▶ [Given problem] Scan the material below for the string "وغيره", and copy every line where it shows up.

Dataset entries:
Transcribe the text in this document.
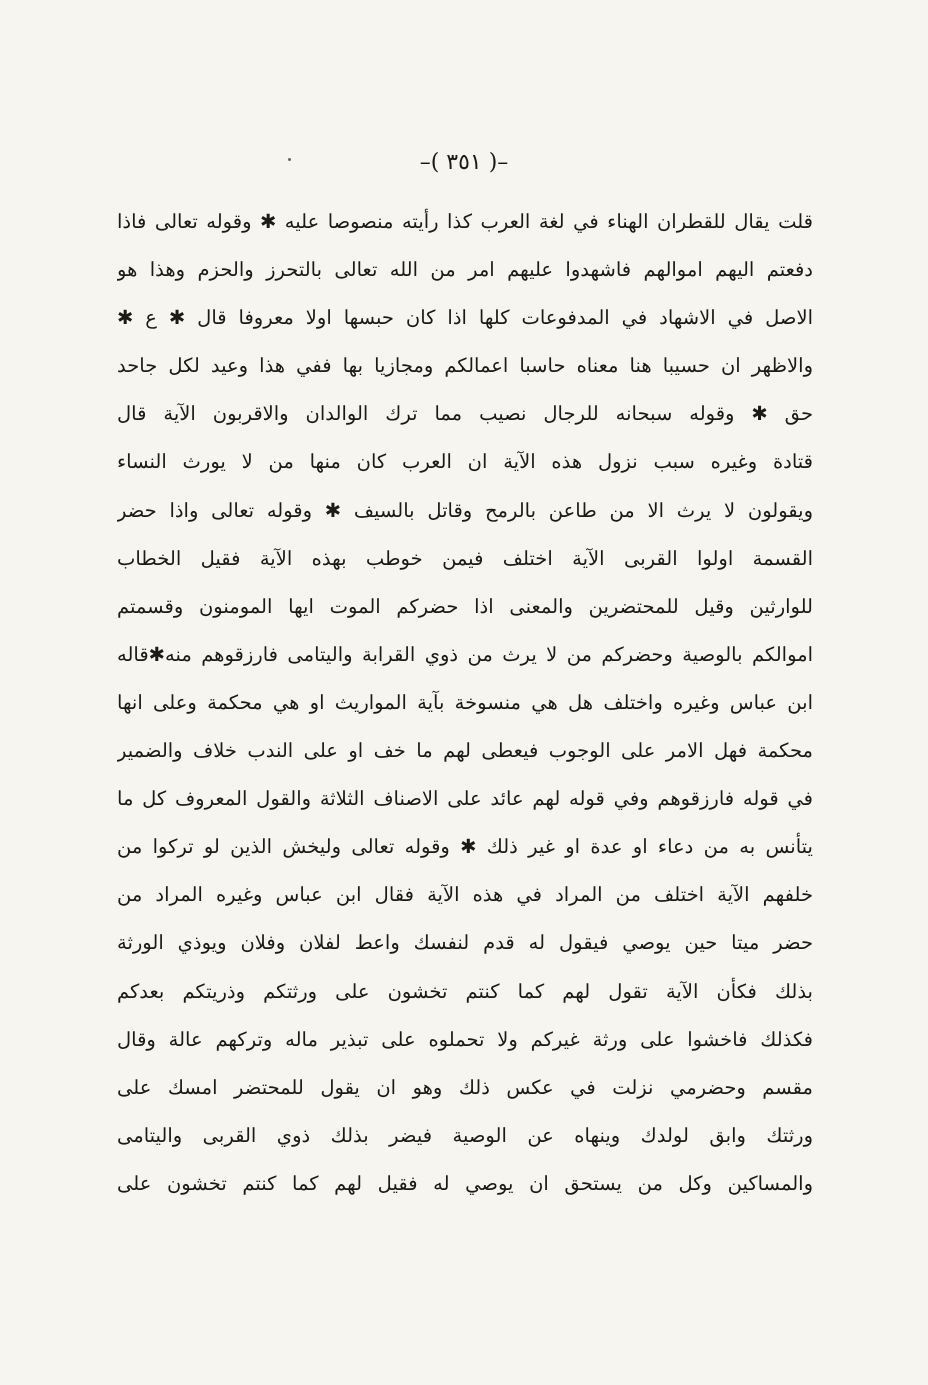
–( ٣٥١ )–
قلت يقال للقطران الهناء في لغة العرب كذا رأيته منصوصا عليه ✱ وقوله تعالى فاذا
دفعتم اليهم اموالهم فاشهدوا عليهم امر من الله تعالى بالتحرز والحزم وهذا هو
الاصل في الاشهاد في المدفوعات كلها اذا كان حبسها اولا معروفا قال ✱ ع ✱
والاظهر ان حسيبا هنا معناه حاسبا اعمالكم ومجازيا بها ففي هذا وعيد لكل جاحد
حق ✱ وقوله سبحانه للرجال نصيب مما ترك الوالدان والاقربون الآية قال
قتادة وغيره سبب نزول هذه الآية ان العرب كان منها من لا يورث النساء
ويقولون لا يرث الا من طاعن بالرمح وقاتل بالسيف ✱ وقوله تعالى واذا حضر
القسمة اولوا القربى الآية اختلف فيمن خوطب بهذه الآية فقيل الخطاب
للوارثين وقيل للمحتضرين والمعنى اذا حضركم الموت ايها المومنون وقسمتم
اموالكم بالوصية وحضركم من لا يرث من ذوي القرابة واليتامى فارزقوهم منه✱قاله
ابن عباس وغيره واختلف هل هي منسوخة بآية المواريث او هي محكمة وعلى انها
محكمة فهل الامر على الوجوب فيعطى لهم ما خف او على الندب خلاف والضمير
في قوله فارزقوهم وفي قوله لهم عائد على الاصناف الثلاثة والقول المعروف كل ما
يتأنس به من دعاء او عدة او غير ذلك ✱ وقوله تعالى وليخش الذين لو تركوا من
خلفهم الآية اختلف من المراد في هذه الآية فقال ابن عباس وغيره المراد من
حضر ميتا حين يوصي فيقول له قدم لنفسك واعط لفلان وفلان ويوذي الورثة
بذلك فكأن الآية تقول لهم كما كنتم تخشون على ورثتكم وذريتكم بعدكم
فكذلك فاخشوا على ورثة غيركم ولا تحملوه على تبذير ماله وتركهم عالة وقال
مقسم وحضرمي نزلت في عكس ذلك وهو ان يقول للمحتضر امسك على
ورثتك وابق لولدك وينهاه عن الوصية فيضر بذلك ذوي القربى واليتامى
والمساكين وكل من يستحق ان يوصي له فقيل لهم كما كنتم تخشون على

▶ [Solution for this task]
قتادة وغيره سبب نزول هذه الآية ان العرب كان منها من لا يورث النساء
ابن عباس وغيره واختلف هل هي منسوخة بآية المواريث او هي محكمة وعلى انها
خلفهم الآية اختلف من المراد في هذه الآية فقال ابن عباس وغيره المراد من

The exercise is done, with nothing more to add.